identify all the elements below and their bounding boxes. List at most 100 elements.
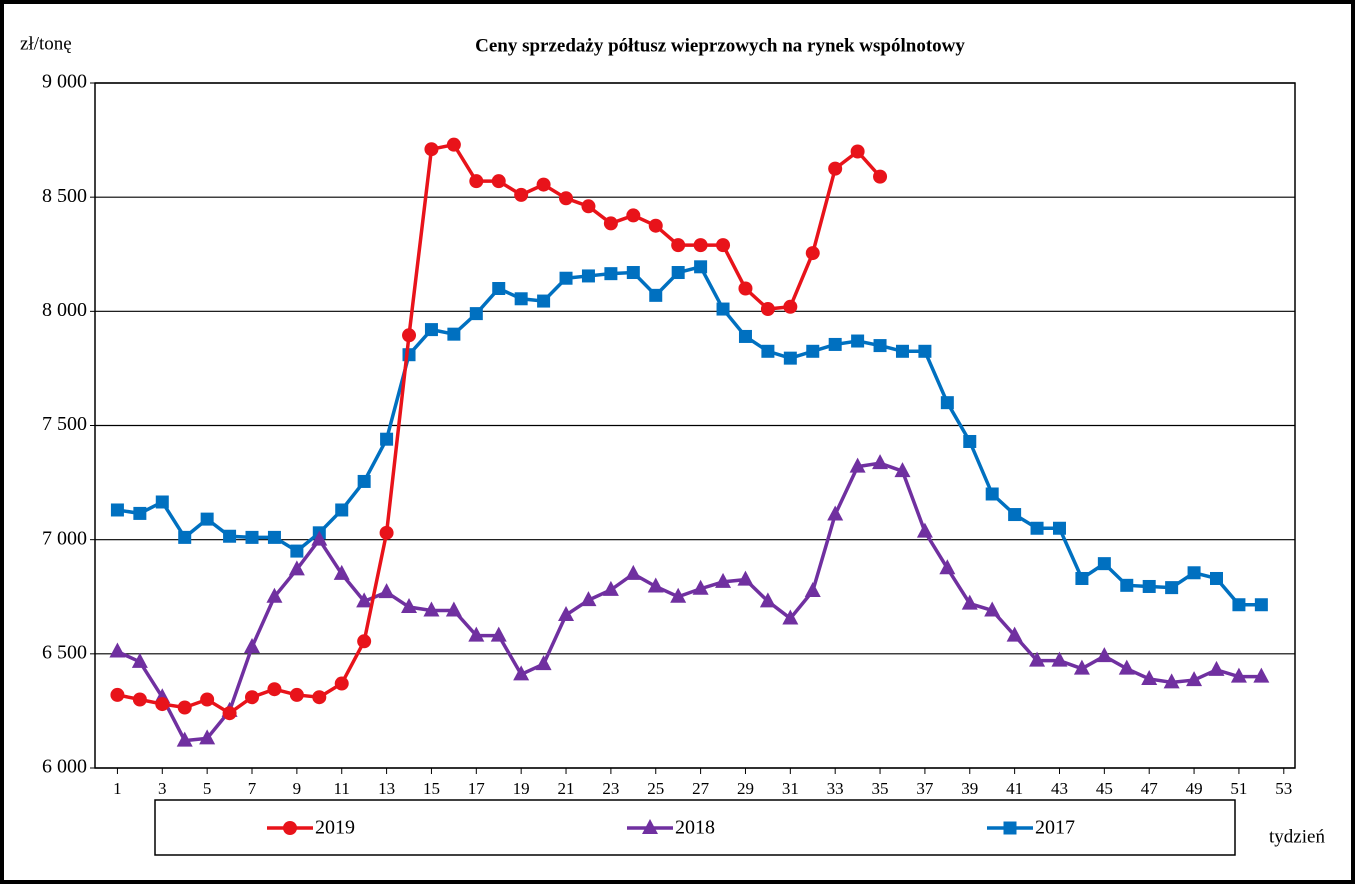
y-tick-label: 6 500 [42, 641, 87, 663]
marker [490, 626, 507, 642]
marker [312, 690, 327, 705]
marker [1006, 626, 1023, 642]
marker [536, 177, 551, 192]
x-tick-label: 11 [334, 779, 350, 798]
marker [1120, 578, 1134, 592]
x-tick-label: 27 [692, 779, 710, 798]
marker [761, 344, 775, 358]
marker [715, 572, 732, 588]
marker [805, 246, 820, 261]
x-axis-label: tydzień [1269, 826, 1325, 847]
x-tick-label: 1 [113, 779, 122, 798]
legend-label: 2018 [675, 817, 715, 839]
marker [580, 591, 597, 607]
marker [334, 676, 349, 691]
marker [694, 260, 708, 274]
marker [782, 609, 799, 625]
x-tick-label: 9 [293, 779, 302, 798]
marker [692, 579, 709, 595]
x-tick-label: 19 [513, 779, 530, 798]
marker [109, 642, 126, 658]
marker [492, 282, 506, 295]
series-line [116, 461, 1262, 743]
legend-label: 2019 [315, 817, 355, 839]
marker [1142, 579, 1156, 593]
x-tick-label: 51 [1230, 779, 1247, 798]
series-line [117, 264, 1262, 607]
marker [290, 544, 304, 558]
marker [918, 344, 932, 358]
marker [223, 529, 237, 543]
marker [604, 267, 618, 281]
chart-title: Ceny sprzedaży półtusz wieprzowych na ry… [475, 35, 965, 56]
marker [1052, 521, 1066, 535]
marker [402, 328, 417, 343]
marker [335, 503, 349, 517]
marker [872, 454, 889, 470]
marker [1187, 566, 1201, 580]
marker [514, 292, 528, 306]
marker [626, 208, 641, 223]
marker [199, 729, 216, 745]
marker [1253, 667, 1270, 683]
marker [200, 512, 214, 526]
marker [267, 682, 282, 697]
marker [357, 474, 371, 488]
marker [178, 530, 192, 544]
marker [133, 506, 147, 520]
marker [895, 344, 909, 358]
marker [626, 266, 640, 280]
marker [1118, 659, 1135, 675]
marker [176, 731, 193, 747]
marker [200, 692, 215, 707]
legend-marker [1003, 821, 1017, 835]
x-tick-label: 7 [248, 779, 257, 798]
marker [110, 687, 125, 702]
x-tick-label: 21 [558, 779, 575, 798]
y-tick-label: 8 000 [42, 299, 87, 321]
x-tick-label: 33 [827, 779, 844, 798]
marker [648, 218, 663, 233]
marker [716, 238, 731, 253]
marker [984, 601, 1001, 617]
marker [1051, 651, 1068, 667]
y-tick-label: 7 500 [42, 413, 87, 435]
x-tick-label: 15 [423, 779, 440, 798]
legend-marker [283, 821, 297, 835]
marker [671, 266, 685, 280]
x-tick-label: 45 [1096, 779, 1113, 798]
marker [379, 525, 394, 540]
marker [1254, 598, 1268, 612]
x-tick-label: 23 [602, 779, 619, 798]
marker [356, 592, 373, 608]
marker [245, 530, 259, 544]
marker [535, 655, 552, 671]
marker [177, 700, 192, 715]
y-tick-label: 8 500 [42, 185, 87, 207]
y-tick-label: 9 000 [42, 71, 87, 93]
marker [760, 302, 775, 317]
y-tick-label: 6 000 [42, 756, 87, 778]
marker [716, 302, 730, 316]
x-tick-label: 53 [1275, 779, 1292, 798]
marker [469, 307, 483, 321]
marker [783, 351, 797, 365]
y-axis-label: zł/tonę [20, 33, 72, 54]
marker [423, 601, 440, 617]
marker [1073, 659, 1090, 675]
legend-box [154, 799, 1236, 856]
marker [603, 216, 618, 231]
marker [828, 161, 843, 176]
marker [602, 580, 619, 596]
marker [558, 606, 575, 622]
marker [469, 174, 484, 189]
marker [894, 462, 911, 478]
marker [424, 142, 439, 157]
x-tick-label: 49 [1186, 779, 1203, 798]
marker [828, 337, 842, 351]
marker [581, 199, 596, 214]
marker [468, 626, 485, 642]
marker [244, 637, 261, 653]
marker [849, 457, 866, 473]
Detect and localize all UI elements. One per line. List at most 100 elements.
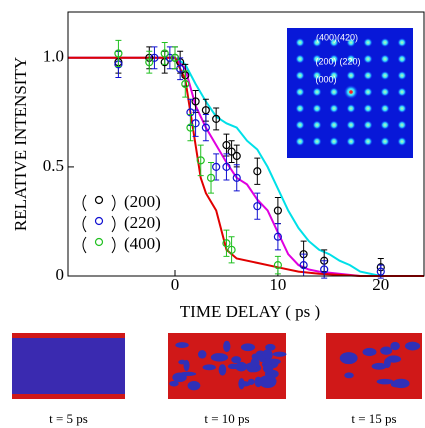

* * * *

> **TASK TO COMPLETE**: Rewrite the entries from the line that has "y-tick-label: 6 500 [42, 641, 87, 663]" through the line that has "marker [110, 687, 125, 702]", swapping "series-line" for "data-line" and keeping every other character unchanged.

> **ANSWER TO THE EXERCISE**:
y-tick-label: 6 500 [42, 641, 87, 663]
marker [490, 626, 507, 642]
marker [312, 690, 327, 705]
marker [1006, 626, 1023, 642]
marker [536, 177, 551, 192]
x-tick-label: 11 [334, 779, 350, 798]
marker [1120, 578, 1134, 592]
x-tick-label: 27 [692, 779, 710, 798]
marker [761, 344, 775, 358]
marker [715, 572, 732, 588]
marker [805, 246, 820, 261]
x-axis-label: tydzień [1269, 826, 1325, 847]
x-tick-label: 1 [113, 779, 122, 798]
legend-label: 2018 [675, 817, 715, 839]
marker [580, 591, 597, 607]
marker [334, 676, 349, 691]
marker [694, 260, 708, 274]
marker [782, 609, 799, 625]
x-tick-label: 9 [293, 779, 302, 798]
marker [692, 579, 709, 595]
x-tick-label: 19 [513, 779, 530, 798]
marker [109, 642, 126, 658]
marker [492, 282, 506, 295]
data-line [116, 461, 1262, 743]
legend-label: 2019 [315, 817, 355, 839]
marker [1142, 579, 1156, 593]
x-tick-label: 51 [1230, 779, 1247, 798]
data-line [117, 264, 1262, 607]
marker [290, 544, 304, 558]
marker [918, 344, 932, 358]
marker [223, 529, 237, 543]
marker [604, 267, 618, 281]
chart-title: Ceny sprzedaży półtusz wieprzowych na ry… [475, 35, 965, 56]
marker [1052, 521, 1066, 535]
marker [402, 328, 417, 343]
marker [335, 503, 349, 517]
marker [872, 454, 889, 470]
marker [1187, 566, 1201, 580]
marker [514, 292, 528, 306]
marker [626, 208, 641, 223]
marker [199, 729, 216, 745]
marker [1253, 667, 1270, 683]
marker [200, 512, 214, 526]
marker [267, 682, 282, 697]
marker [357, 474, 371, 488]
marker [178, 530, 192, 544]
marker [133, 506, 147, 520]
marker [895, 344, 909, 358]
marker [626, 266, 640, 280]
marker [1118, 659, 1135, 675]
marker [176, 731, 193, 747]
marker [200, 692, 215, 707]
legend-marker [1003, 821, 1017, 835]
x-tick-label: 7 [248, 779, 257, 798]
marker [110, 687, 125, 702]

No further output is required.